*** Document section
Duel on Ganryu Island
DUEL ON GANRYU ISLAND
aka, SAMURAI 3: MUSASHI & KOJIRO
(MIYAMOTO MUSASHI KANKETSUHEN:
KETTO GANRYUJIMA) 1956
Director: Hiroshi Inagaki

Reviewed by Paghat the Ratgirl



Duel on Ganryu Island Cinamtographer Jun Yasumoto was replaced by Kazuo Yamada for the plodding final third of Samurai Trilogy, Duel on Ganryu Island (Miyamoto Musashi kanketsuhen: Ketto Ganryujima, Toho, 1955). The major stylistic change that came with the new photographer seems to be a greater number of facial close-ups that give it a made-for-television look long before the arrival of telefilms.

For a film so well planned out in advance (indeed, as a remake of the same director's black & trilogy Musashi Miyamoto, 1940, Inagaki had a great deal of practice ahead of time to get this thing right), the look of Samurai Trilogy is bewilderingly different with each part, perhaps only because they were not filmed back to back with identical crew.

The first film of three was shot on many outdoor locations so is in many ways the best looking part. The second was shot predominantly on interior stages with heightened color effects, so is a little more artificial than Part I. And the final third was likewise shot on interiors but with too many talking heads.
******
*** Extracted entries
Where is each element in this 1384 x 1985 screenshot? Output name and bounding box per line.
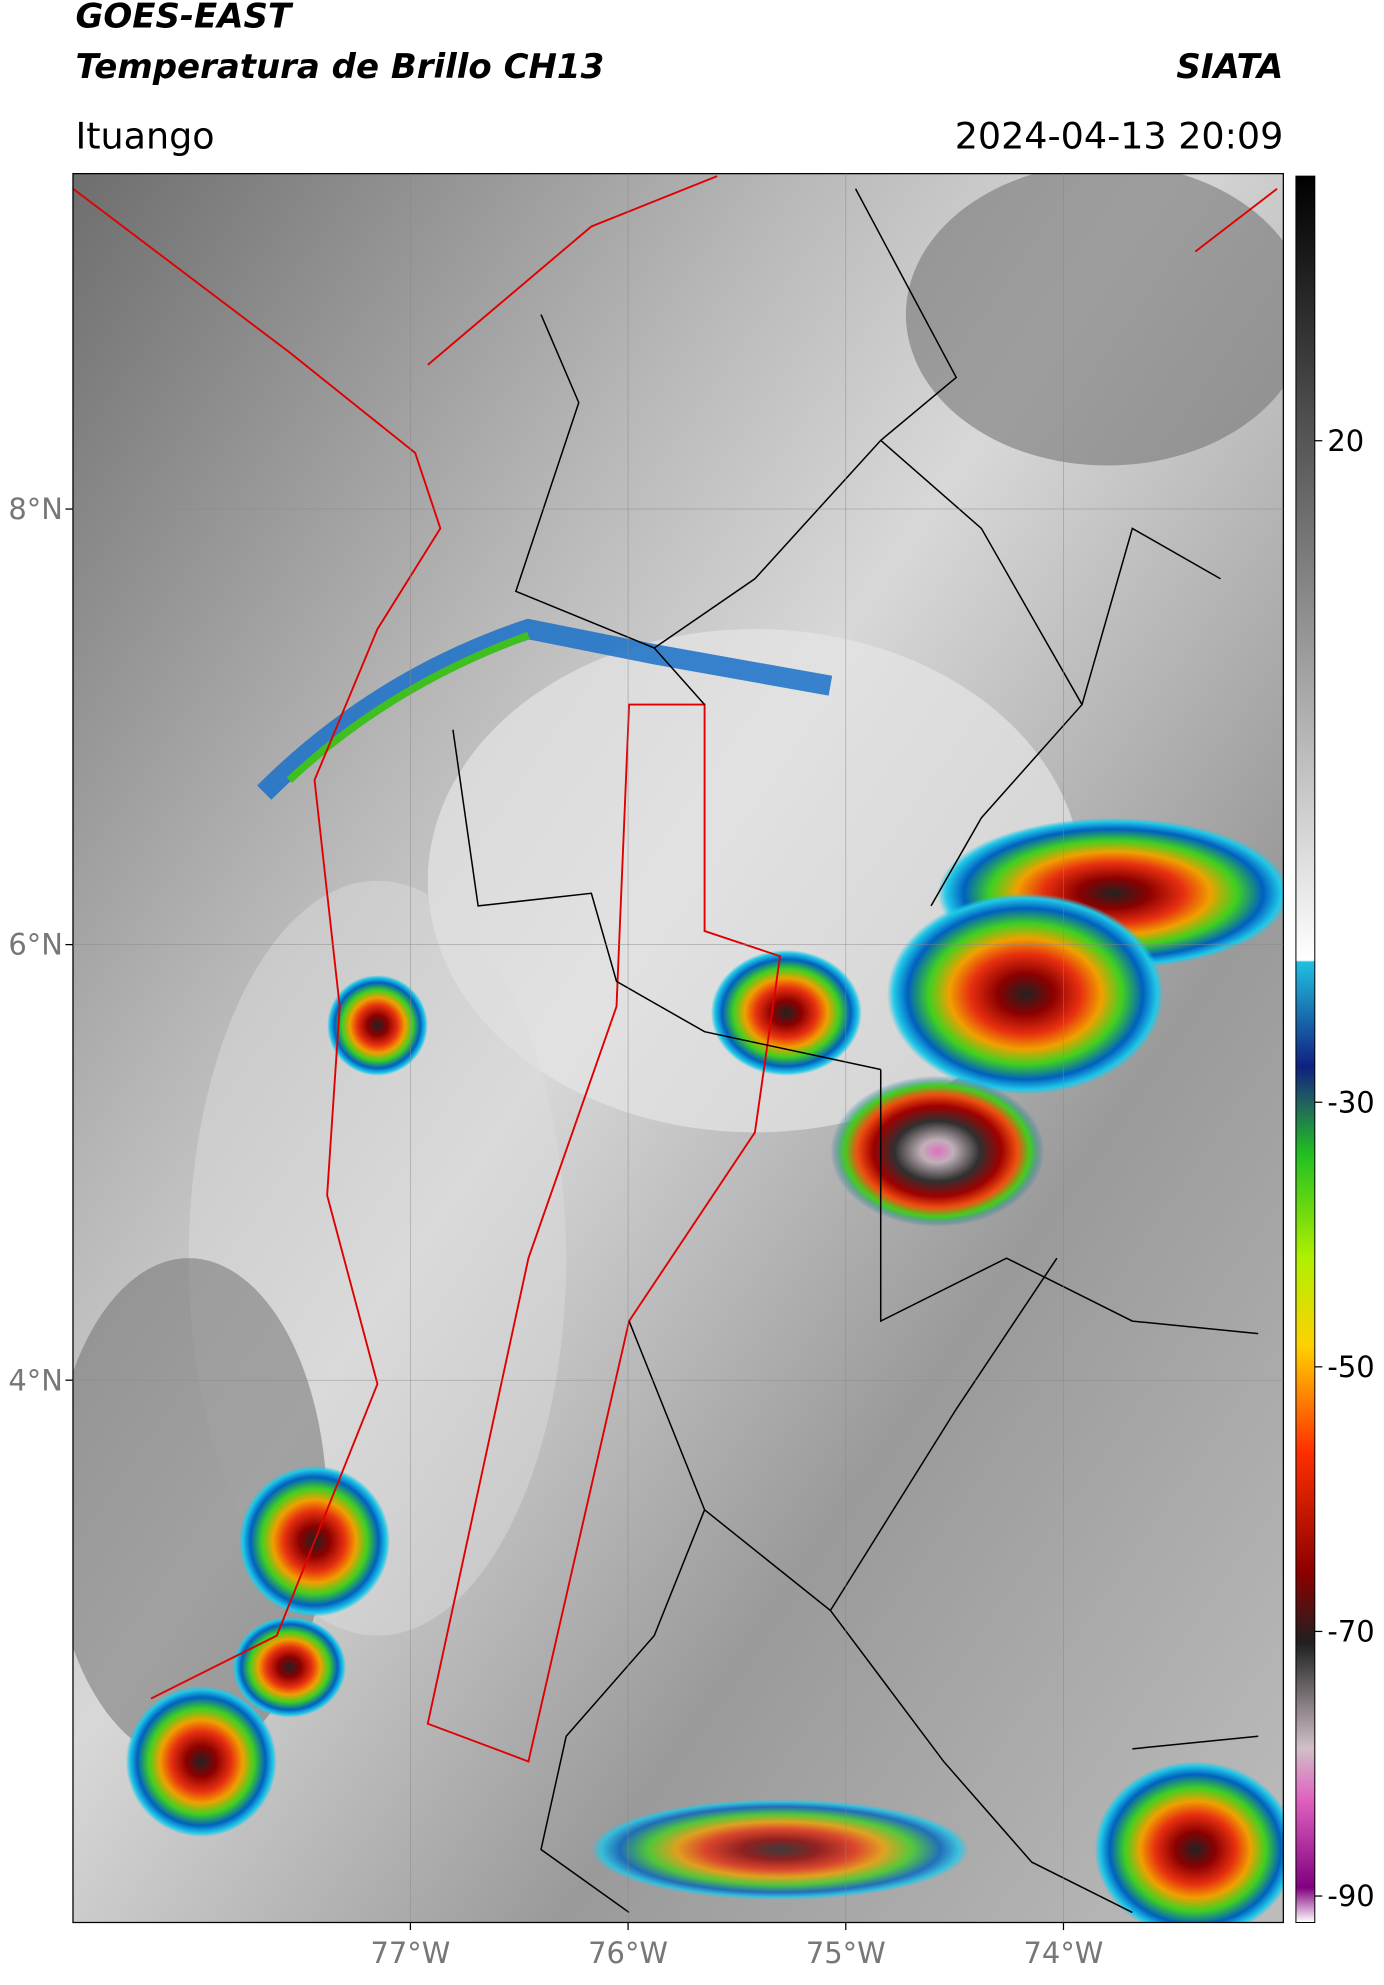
datetime: 2024-04-13 20:09 <box>955 114 1284 157</box>
map-image <box>72 173 1284 1923</box>
y-tick-label: 8°N <box>8 492 63 526</box>
title-line1: GOES-EAST <box>75 0 293 37</box>
colorbar-tick-label: -30 <box>1327 1085 1374 1119</box>
y-tick-label: 4°N <box>8 1363 63 1397</box>
map-frame <box>72 172 1284 1924</box>
colorbar <box>1295 175 1316 1923</box>
colorbar-tick-label: -50 <box>1327 1350 1374 1384</box>
x-tick-label: 77°W <box>370 1936 450 1970</box>
title-line2: Temperatura de Brillo CH13 <box>75 47 604 87</box>
x-tick-label: 75°W <box>806 1936 886 1970</box>
y-tick-label: 6°N <box>8 928 63 962</box>
colorbar-tick-label: -90 <box>1327 1879 1374 1913</box>
source: SIATA <box>1176 47 1283 87</box>
location: Ituango <box>75 114 214 157</box>
colorbar-tick-label: 20 <box>1327 424 1364 458</box>
x-tick-label: 76°W <box>588 1936 668 1970</box>
colorbar-tick-label: -70 <box>1327 1615 1374 1649</box>
x-tick-label: 74°W <box>1024 1936 1104 1970</box>
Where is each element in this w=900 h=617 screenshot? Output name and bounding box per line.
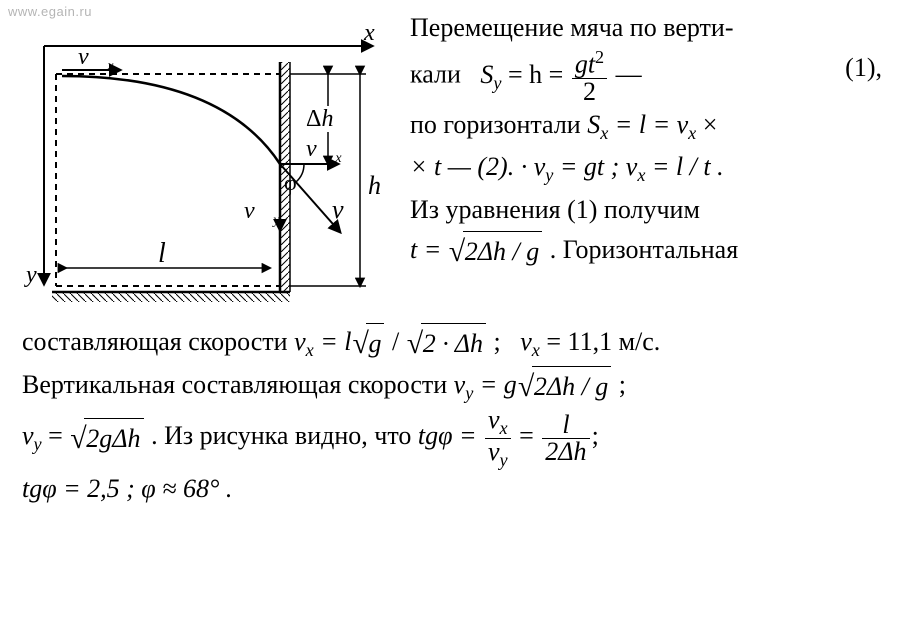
l-label: l <box>158 238 166 269</box>
y-axis-label: y <box>24 262 37 288</box>
line-4: × t — (2). · vy = gt ; vx = l / t . <box>410 147 882 189</box>
line-3: по горизонтали Sx = l = vx × <box>410 105 882 147</box>
x-axis-label: x <box>363 20 375 46</box>
line-1: Перемещение мяча по верти- <box>410 8 882 48</box>
physics-diagram: x y h Δh l <box>22 14 384 312</box>
line-5: Из уравнения (1) получим <box>410 190 882 230</box>
line-7: составляющая скорости vx = lg / 2 · Δh ;… <box>22 322 882 365</box>
dh-label: Δh <box>306 106 333 132</box>
vy-label: v⃗y <box>244 198 280 228</box>
phi-label: φ <box>284 170 297 195</box>
v-label: v⃗ <box>332 195 364 224</box>
line-9: vy = 2gΔh . Из рисунка видно, что tgφ = … <box>22 407 882 469</box>
line-10: tgφ = 2,5 ; φ ≈ 68° . <box>22 469 882 509</box>
phi-arc <box>296 164 304 182</box>
line-2: кали Sy = h = gt22 — (1), <box>410 48 882 105</box>
line-6: t = 2Δh / g . Горизонтальная <box>410 230 882 273</box>
text-right-column: Перемещение мяча по верти- кали Sy = h =… <box>410 8 882 273</box>
vx-top-label: v⃗x <box>78 44 114 74</box>
vx-label: v⃗x <box>306 136 342 166</box>
h-label: h <box>368 171 381 200</box>
trajectory <box>62 76 280 164</box>
text-full-width: составляющая скорости vx = lg / 2 · Δh ;… <box>22 322 882 509</box>
line-8: Вертикальная составляющая скорости vy = … <box>22 365 882 408</box>
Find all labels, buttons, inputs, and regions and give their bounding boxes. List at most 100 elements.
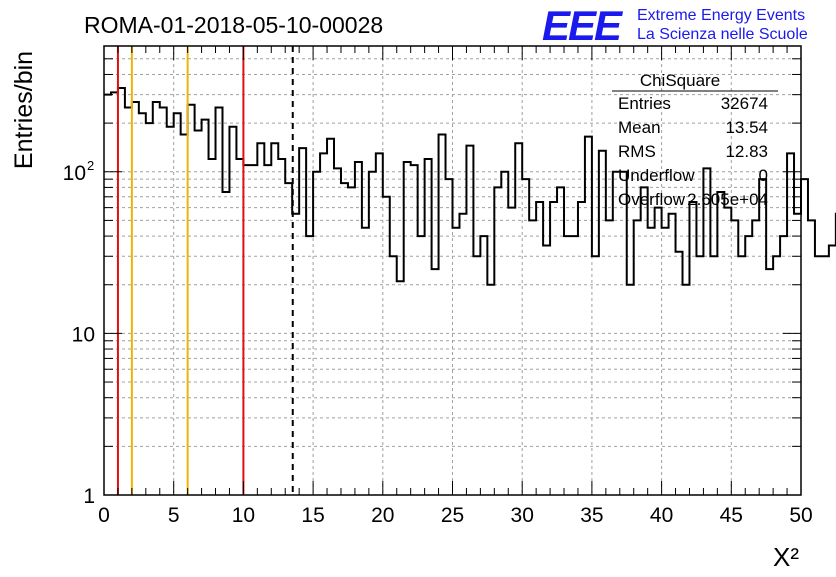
logo-line-2: La Scienza nelle Scuole [637, 26, 808, 43]
x-tick-label: 50 [789, 504, 812, 527]
histogram-bin [167, 127, 174, 495]
histogram-bin [648, 228, 655, 495]
histogram-bin [724, 208, 731, 495]
stats-title: ChiSquare [640, 71, 720, 90]
histogram-bin [710, 256, 717, 495]
x-axis-label: X² [773, 542, 799, 572]
histogram-bin [236, 159, 243, 495]
histogram-bin [411, 165, 418, 495]
stats-row-label: Overflow [618, 190, 686, 209]
histogram-bin [745, 236, 752, 495]
histogram-bin [174, 113, 181, 495]
x-tick-label: 35 [580, 504, 603, 527]
histogram-bin [689, 202, 696, 495]
eee-logo: EEE [542, 2, 624, 49]
histogram-bin [341, 183, 348, 495]
histogram-bin [592, 256, 599, 495]
histogram-bin [118, 88, 125, 495]
histogram-bin [390, 256, 397, 495]
histogram-bin [250, 165, 257, 495]
chart-title: ROMA-01-2018-05-10-00028 [84, 12, 383, 38]
histogram-bin [696, 256, 703, 495]
histogram-bin [676, 252, 683, 495]
histogram-bin [536, 202, 543, 495]
x-tick-label: 45 [720, 504, 743, 527]
histogram-bin [397, 281, 404, 495]
histogram-bin [787, 153, 794, 495]
stats-row-value: 0 [759, 166, 768, 185]
histogram-bin [257, 143, 264, 495]
histogram-bin [453, 228, 460, 495]
histogram-bin [773, 256, 780, 495]
histogram-bin [829, 245, 836, 495]
histogram-bin [683, 285, 690, 495]
histogram-bin [425, 159, 432, 495]
histogram-bin [578, 202, 585, 495]
histogram-bin [299, 148, 306, 495]
stats-row-value: 2.605e+04 [687, 190, 768, 209]
histogram-bin [599, 151, 606, 495]
histogram-bin [285, 183, 292, 495]
histogram-bin [222, 192, 229, 495]
histogram-bin [808, 220, 815, 495]
histogram-bin [160, 107, 167, 495]
y-tick-label: 10 [72, 323, 95, 346]
stats-row-value: 32674 [721, 94, 768, 113]
logo-line-1: Extreme Energy Events [637, 7, 805, 24]
histogram-bin [188, 105, 195, 495]
histogram-bin [278, 159, 285, 495]
histogram-bin [515, 143, 522, 495]
histogram-bin [487, 285, 494, 495]
histogram-bin [780, 236, 787, 495]
histogram-bin [383, 197, 390, 495]
histogram-bin [355, 162, 362, 495]
x-tick-label: 40 [650, 504, 673, 527]
histogram-bin [480, 236, 487, 495]
histogram-bin [446, 179, 453, 495]
histogram-bin [473, 256, 480, 495]
histogram-bin [264, 165, 271, 495]
histogram-bin [153, 102, 160, 495]
histogram-bin [243, 165, 250, 495]
histogram-bin [508, 208, 515, 495]
histogram-bin [752, 220, 759, 495]
y-tick-label: 1 [83, 485, 95, 508]
histogram-bin [759, 179, 766, 495]
x-tick-label: 25 [441, 504, 464, 527]
histogram-bin [627, 285, 634, 495]
x-tick-label: 5 [168, 504, 180, 527]
histogram-bin [327, 139, 334, 495]
histogram-bin [822, 256, 829, 495]
x-tick-label: 30 [511, 504, 534, 527]
histogram-bin [522, 179, 529, 495]
x-tick-label: 20 [371, 504, 394, 527]
histogram-bin [104, 95, 111, 495]
stats-row-label: Entries [618, 94, 671, 113]
histogram-bin [655, 208, 662, 495]
histogram-bin [181, 135, 188, 495]
histogram-bin [564, 236, 571, 495]
histogram-bin [585, 137, 592, 495]
histogram-bin [543, 245, 550, 495]
histogram-bin [404, 162, 411, 495]
histogram-bin [271, 143, 278, 495]
stats-row-value: 12.83 [725, 142, 768, 161]
histogram-bin [550, 202, 557, 495]
histogram-bin [815, 256, 822, 495]
stats-row-value: 13.54 [725, 118, 768, 137]
histogram-bin [466, 146, 473, 495]
y-tick-label: 10 [63, 162, 86, 185]
x-tick-label: 15 [301, 504, 324, 527]
histogram-bin [209, 159, 216, 495]
stats-row-label: Underflow [618, 166, 695, 185]
histogram-bin [202, 120, 209, 495]
stats-row-label: RMS [618, 142, 656, 161]
histogram-bin [229, 127, 236, 495]
histogram-bin [125, 107, 132, 495]
histogram-bin [132, 102, 139, 495]
histogram-bin [439, 135, 446, 495]
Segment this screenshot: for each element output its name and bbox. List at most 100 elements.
******
> **Objectives**:
1) In the review of Duel on Ganryu Island, who replaced Jun Yasumoto as cinematographer for the final film?
2) Carry on the review of Duel on Ganryu Island from the point where it stops.

> **Answers below**:
1) Kazuo Yamada

2)
Much of this episode's tedium stems from the two women obsessed with the wandering swordsman Musashi, Akemi & Otsu (Mariko Okada & Kaoru Yachigusa), dominating long loquatious scenes.

Their characters are profoundly male-derived & never come off with strength or realism. Rather, these characters are built up from kitschy cliches to arrive at the ultra-good suffering & prayerful Otsu who seems crippled by her own femininity, at any moment bound to collapse; & angry-manipulative Akemi screwing with people due to her unebbing bitterness & pain. The actresses struggle inside these unreal stereotypes but nothing can make their dialogue appealing.


Samurai Trilogy It perhaps bares some notice that director Hiroshi Inagaki did not quite actually adapt the series directly from the novel by Eiji Yoshikawa, but from the intermediary text of a theater play by Hideji Hojo.

Hojo streamlined his stage narratives but his primary influences were from & for the kabuki theater. He loved writing excessive female roles for men to play, including even Tamasaburo Bando of the great Kabuki-za.

He similarly loved writing very silly male roles for young girls to play in the campy all-girl Takarazuka Theater which virtually forces girls to live in virginal seclusion then perversely has them play out love stories together.

Some mistook Hojo for a "feminist" because he liked to write such extravagant female character roles, but they were always most extravagant for onnagata or female impersonators & play into the burlesque inherent to the artform.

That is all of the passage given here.